# Excerpt to read
From the videographer: Filming with Wharf Kids after Ebola

Arete
Arete Stories
Published in
4 min readMar 27, 2018

- Jessica Monson, Arete contributor

In June last year I was commissioned by Arete to make a series of films for the charity Wharf Kids in Freetown, Sierra Leone.

Wharf Kids began in mid-2015, while Brigadier Charlie Herbert was leading the international response to the Ebola epidemic. Shocked by the devastation — particularly in the impoverished wharf areas of the city — Charlie began supporting the most in need children with school fees and living costs.

Charlie hi-fives a child in Freetown

Three years later, Wharf Kids funds the education of 67 children, and provides livelihood, healthcare, housing and extra-curricular support to many families that were affected by Ebola.

The epidemic may be over, but its after-effects endure. As Ebola survivor Samuel tells me, it can cause chronic joint pain, loss of vision and impotence, while the stigma continues to make finding employment, or even housing, very difficult.

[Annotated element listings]
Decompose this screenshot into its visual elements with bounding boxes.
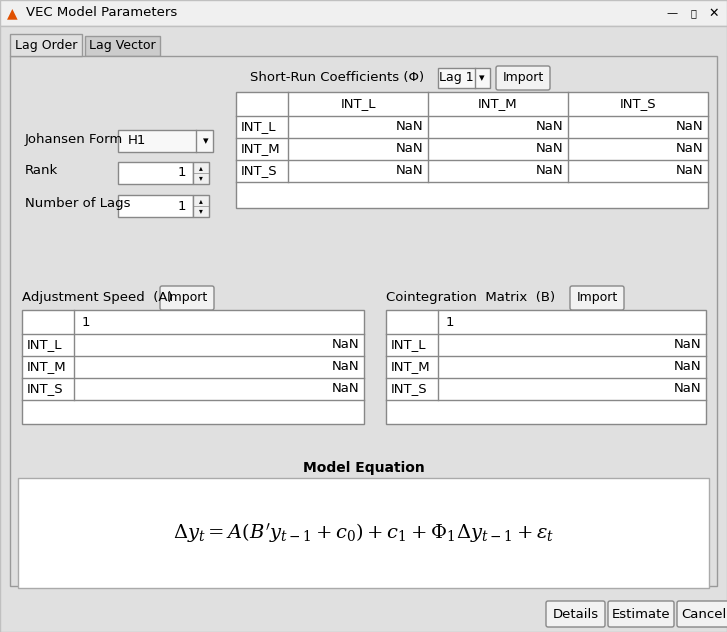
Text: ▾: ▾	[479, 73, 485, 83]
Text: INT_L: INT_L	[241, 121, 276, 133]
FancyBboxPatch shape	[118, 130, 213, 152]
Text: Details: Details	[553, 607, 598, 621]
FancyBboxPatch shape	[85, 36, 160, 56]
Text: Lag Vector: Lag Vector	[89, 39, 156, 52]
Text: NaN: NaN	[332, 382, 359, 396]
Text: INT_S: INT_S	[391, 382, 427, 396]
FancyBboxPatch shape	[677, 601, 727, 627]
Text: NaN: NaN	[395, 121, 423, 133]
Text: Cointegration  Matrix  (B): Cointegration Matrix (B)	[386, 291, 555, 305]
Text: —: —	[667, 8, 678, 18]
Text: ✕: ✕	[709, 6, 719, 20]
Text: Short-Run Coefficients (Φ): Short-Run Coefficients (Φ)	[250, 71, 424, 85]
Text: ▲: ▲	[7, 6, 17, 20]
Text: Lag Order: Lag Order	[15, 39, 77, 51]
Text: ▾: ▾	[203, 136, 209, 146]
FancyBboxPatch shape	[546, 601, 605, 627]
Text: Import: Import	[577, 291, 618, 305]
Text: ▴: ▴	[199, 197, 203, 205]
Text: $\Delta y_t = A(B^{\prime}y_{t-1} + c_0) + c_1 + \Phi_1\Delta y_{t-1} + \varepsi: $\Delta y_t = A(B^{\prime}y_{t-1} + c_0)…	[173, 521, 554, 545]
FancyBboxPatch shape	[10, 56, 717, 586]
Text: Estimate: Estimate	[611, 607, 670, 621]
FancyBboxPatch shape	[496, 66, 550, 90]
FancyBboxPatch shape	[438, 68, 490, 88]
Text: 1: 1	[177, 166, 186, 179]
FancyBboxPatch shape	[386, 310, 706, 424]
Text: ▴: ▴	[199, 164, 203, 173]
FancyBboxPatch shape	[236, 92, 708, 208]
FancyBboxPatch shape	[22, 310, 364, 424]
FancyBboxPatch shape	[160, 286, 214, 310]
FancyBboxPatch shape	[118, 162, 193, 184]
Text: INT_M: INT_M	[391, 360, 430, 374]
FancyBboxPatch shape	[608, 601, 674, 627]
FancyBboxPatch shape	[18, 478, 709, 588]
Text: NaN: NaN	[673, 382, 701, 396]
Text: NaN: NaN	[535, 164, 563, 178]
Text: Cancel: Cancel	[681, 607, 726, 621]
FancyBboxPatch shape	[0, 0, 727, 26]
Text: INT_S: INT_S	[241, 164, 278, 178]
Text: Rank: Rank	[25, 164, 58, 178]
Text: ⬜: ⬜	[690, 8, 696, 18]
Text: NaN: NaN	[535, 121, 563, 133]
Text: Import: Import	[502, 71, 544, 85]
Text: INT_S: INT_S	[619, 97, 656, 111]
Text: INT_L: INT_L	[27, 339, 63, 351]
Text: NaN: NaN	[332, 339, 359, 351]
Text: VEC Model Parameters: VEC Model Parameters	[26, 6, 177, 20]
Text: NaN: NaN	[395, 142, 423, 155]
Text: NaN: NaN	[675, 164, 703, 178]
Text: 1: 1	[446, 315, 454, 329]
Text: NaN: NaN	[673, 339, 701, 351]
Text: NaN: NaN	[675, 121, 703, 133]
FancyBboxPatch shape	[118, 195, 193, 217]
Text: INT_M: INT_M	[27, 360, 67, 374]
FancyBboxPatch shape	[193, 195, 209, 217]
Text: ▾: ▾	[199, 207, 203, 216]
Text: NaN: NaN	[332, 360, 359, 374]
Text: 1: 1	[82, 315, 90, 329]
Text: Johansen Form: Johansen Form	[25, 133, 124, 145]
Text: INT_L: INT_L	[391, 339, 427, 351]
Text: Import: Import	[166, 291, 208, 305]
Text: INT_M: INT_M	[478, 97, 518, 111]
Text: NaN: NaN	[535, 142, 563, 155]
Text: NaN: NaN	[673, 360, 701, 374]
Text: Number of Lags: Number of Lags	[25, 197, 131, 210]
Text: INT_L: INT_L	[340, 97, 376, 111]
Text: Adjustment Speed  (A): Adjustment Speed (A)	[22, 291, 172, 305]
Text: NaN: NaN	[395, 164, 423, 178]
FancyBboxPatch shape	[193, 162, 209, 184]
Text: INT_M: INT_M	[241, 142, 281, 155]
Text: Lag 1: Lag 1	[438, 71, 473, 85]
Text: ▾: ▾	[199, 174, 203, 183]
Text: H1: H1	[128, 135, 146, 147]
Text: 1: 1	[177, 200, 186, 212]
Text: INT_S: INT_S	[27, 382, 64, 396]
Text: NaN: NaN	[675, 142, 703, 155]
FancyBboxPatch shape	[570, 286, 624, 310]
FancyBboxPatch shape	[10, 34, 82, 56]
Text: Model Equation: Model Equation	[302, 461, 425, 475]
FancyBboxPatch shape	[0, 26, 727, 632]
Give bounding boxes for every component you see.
* * *
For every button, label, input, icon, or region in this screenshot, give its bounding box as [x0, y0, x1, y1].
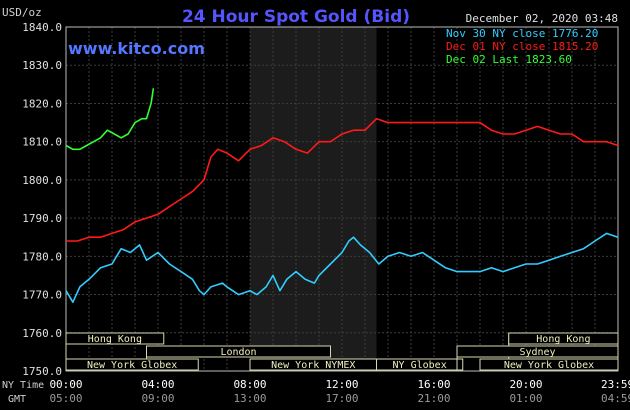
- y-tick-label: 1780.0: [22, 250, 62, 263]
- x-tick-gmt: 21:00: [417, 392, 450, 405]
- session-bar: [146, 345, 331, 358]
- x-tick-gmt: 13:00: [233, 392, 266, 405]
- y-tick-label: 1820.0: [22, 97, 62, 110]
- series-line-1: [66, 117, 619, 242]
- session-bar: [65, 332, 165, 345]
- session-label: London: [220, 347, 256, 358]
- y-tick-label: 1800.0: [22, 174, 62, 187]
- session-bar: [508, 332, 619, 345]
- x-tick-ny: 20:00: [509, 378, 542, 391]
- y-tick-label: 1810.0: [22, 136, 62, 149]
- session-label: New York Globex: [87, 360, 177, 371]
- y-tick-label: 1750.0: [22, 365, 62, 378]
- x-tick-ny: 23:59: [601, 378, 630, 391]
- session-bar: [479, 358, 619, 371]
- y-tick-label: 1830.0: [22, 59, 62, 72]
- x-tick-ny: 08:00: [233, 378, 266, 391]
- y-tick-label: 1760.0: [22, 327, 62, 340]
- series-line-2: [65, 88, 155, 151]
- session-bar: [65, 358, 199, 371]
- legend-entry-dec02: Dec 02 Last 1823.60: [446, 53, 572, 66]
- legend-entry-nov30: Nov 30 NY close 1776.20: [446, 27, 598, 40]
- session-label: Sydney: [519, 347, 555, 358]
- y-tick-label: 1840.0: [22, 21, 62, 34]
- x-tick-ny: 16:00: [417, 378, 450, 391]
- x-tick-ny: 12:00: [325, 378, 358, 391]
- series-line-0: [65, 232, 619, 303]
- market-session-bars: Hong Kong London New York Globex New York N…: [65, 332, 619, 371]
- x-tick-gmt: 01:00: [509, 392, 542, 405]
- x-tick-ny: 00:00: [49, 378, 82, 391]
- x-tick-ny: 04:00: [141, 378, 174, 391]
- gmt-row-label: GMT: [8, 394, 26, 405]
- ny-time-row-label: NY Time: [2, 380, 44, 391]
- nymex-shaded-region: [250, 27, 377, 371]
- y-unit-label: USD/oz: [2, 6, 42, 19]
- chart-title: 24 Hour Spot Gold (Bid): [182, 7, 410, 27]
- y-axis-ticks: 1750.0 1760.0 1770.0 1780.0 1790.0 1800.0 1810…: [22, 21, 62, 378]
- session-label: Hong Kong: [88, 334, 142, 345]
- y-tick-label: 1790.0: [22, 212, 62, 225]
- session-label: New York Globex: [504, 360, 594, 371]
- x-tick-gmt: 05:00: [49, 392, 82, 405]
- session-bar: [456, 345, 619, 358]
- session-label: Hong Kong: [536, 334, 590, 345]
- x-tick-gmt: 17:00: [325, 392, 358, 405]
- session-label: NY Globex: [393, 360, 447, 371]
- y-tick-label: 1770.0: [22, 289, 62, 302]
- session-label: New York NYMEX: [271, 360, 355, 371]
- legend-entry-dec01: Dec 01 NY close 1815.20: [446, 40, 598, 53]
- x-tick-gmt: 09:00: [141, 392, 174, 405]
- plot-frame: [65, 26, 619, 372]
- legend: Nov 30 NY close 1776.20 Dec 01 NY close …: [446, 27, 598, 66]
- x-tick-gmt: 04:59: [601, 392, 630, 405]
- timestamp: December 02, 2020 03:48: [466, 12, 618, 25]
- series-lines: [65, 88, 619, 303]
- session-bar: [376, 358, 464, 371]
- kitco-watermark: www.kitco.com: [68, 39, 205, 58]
==
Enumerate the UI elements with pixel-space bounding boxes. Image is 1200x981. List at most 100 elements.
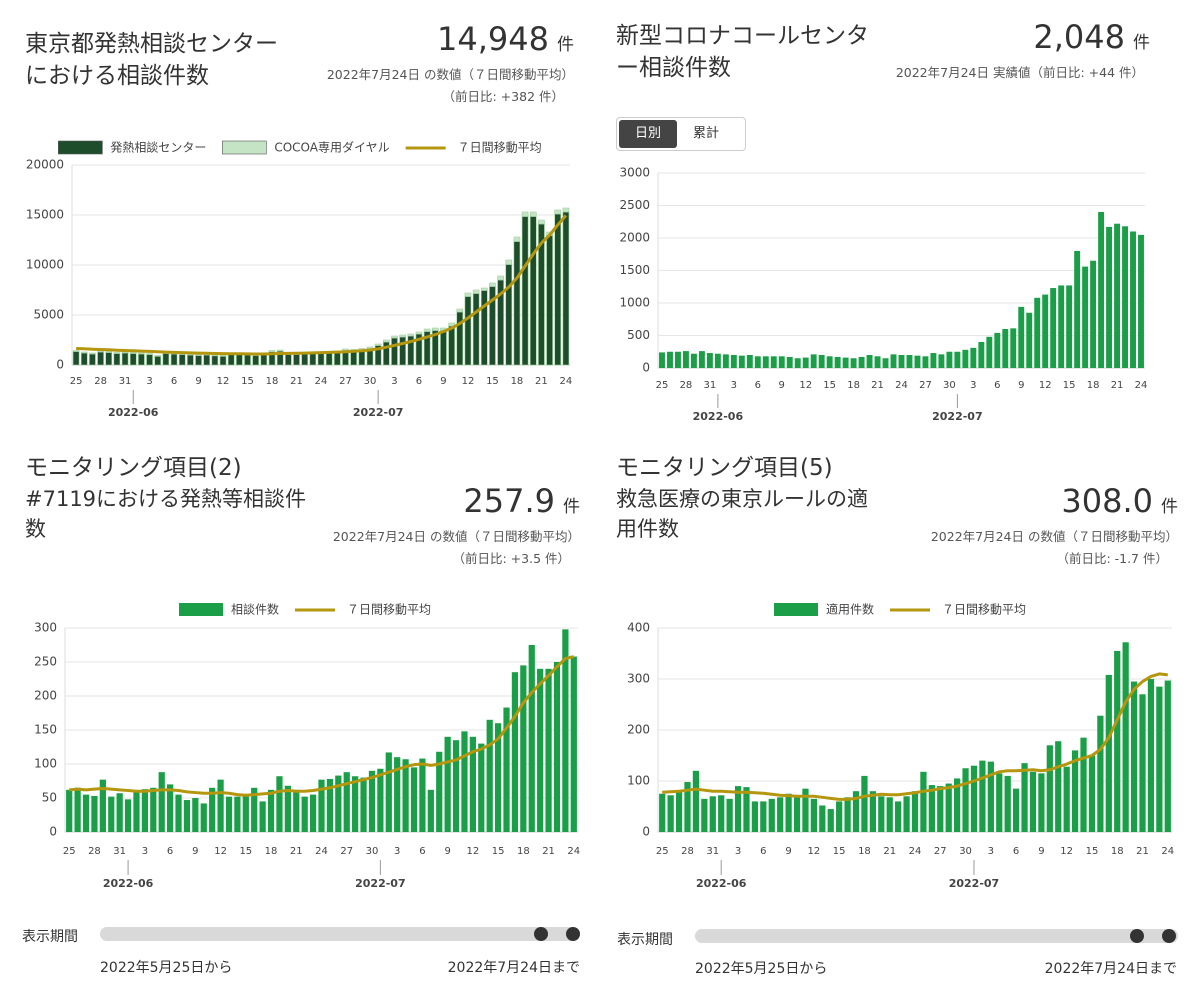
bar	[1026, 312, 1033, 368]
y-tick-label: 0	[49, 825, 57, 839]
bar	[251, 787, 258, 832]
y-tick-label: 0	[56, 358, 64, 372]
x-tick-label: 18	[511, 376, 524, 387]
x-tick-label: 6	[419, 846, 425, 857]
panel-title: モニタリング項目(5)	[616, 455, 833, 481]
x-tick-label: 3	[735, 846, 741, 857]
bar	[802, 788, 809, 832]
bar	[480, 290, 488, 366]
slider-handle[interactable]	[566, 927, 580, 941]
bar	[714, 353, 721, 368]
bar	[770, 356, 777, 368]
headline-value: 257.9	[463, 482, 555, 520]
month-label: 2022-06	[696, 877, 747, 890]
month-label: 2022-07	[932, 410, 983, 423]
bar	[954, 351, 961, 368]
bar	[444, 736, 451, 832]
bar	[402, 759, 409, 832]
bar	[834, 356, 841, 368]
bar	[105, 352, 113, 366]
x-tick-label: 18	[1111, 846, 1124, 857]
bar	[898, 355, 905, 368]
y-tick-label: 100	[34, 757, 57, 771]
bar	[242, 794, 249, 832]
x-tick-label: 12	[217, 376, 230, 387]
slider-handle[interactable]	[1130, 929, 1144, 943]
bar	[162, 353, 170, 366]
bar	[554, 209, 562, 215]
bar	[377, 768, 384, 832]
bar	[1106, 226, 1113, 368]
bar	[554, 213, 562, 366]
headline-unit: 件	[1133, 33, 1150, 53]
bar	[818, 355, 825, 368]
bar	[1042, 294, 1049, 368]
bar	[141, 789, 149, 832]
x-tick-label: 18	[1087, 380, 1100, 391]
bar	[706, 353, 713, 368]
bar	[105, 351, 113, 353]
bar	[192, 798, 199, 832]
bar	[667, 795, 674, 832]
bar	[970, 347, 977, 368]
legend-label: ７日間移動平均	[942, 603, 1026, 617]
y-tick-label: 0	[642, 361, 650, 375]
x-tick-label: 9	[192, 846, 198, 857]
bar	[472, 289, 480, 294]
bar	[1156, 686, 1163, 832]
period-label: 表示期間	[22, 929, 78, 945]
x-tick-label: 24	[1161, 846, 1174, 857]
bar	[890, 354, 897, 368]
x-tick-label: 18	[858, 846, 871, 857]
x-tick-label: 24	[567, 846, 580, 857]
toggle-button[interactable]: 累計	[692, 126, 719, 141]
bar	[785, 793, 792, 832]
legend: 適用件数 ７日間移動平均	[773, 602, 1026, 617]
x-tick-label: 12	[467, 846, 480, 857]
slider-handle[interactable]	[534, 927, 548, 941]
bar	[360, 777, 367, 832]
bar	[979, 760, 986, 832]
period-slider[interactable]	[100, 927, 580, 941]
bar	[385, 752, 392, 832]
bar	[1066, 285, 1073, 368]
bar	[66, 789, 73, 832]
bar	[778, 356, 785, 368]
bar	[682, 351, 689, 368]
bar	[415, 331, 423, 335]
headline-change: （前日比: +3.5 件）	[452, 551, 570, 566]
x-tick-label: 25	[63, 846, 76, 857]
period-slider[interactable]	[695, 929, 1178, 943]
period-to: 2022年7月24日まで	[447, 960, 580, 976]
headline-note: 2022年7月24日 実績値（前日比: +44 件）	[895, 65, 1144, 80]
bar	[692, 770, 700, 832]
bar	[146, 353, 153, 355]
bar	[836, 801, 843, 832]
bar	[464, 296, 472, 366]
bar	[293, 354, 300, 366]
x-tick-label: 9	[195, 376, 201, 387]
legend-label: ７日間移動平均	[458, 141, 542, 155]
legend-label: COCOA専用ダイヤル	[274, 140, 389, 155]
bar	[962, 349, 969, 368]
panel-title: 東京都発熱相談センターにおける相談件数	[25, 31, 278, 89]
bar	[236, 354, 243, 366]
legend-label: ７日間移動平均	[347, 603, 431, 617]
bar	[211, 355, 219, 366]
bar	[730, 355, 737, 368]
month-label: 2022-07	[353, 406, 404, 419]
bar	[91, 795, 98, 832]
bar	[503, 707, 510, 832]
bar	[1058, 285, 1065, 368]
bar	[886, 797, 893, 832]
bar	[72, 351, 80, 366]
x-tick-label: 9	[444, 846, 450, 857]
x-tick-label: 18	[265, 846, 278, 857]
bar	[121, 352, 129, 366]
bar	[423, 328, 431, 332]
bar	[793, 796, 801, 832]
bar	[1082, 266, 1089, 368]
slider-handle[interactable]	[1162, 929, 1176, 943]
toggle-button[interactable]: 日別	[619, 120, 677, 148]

# Exercise goal
In the videographer's piece about Wharf Kids, how many children does the charity fund the education of three years after it began?

# Worked solution
67 children.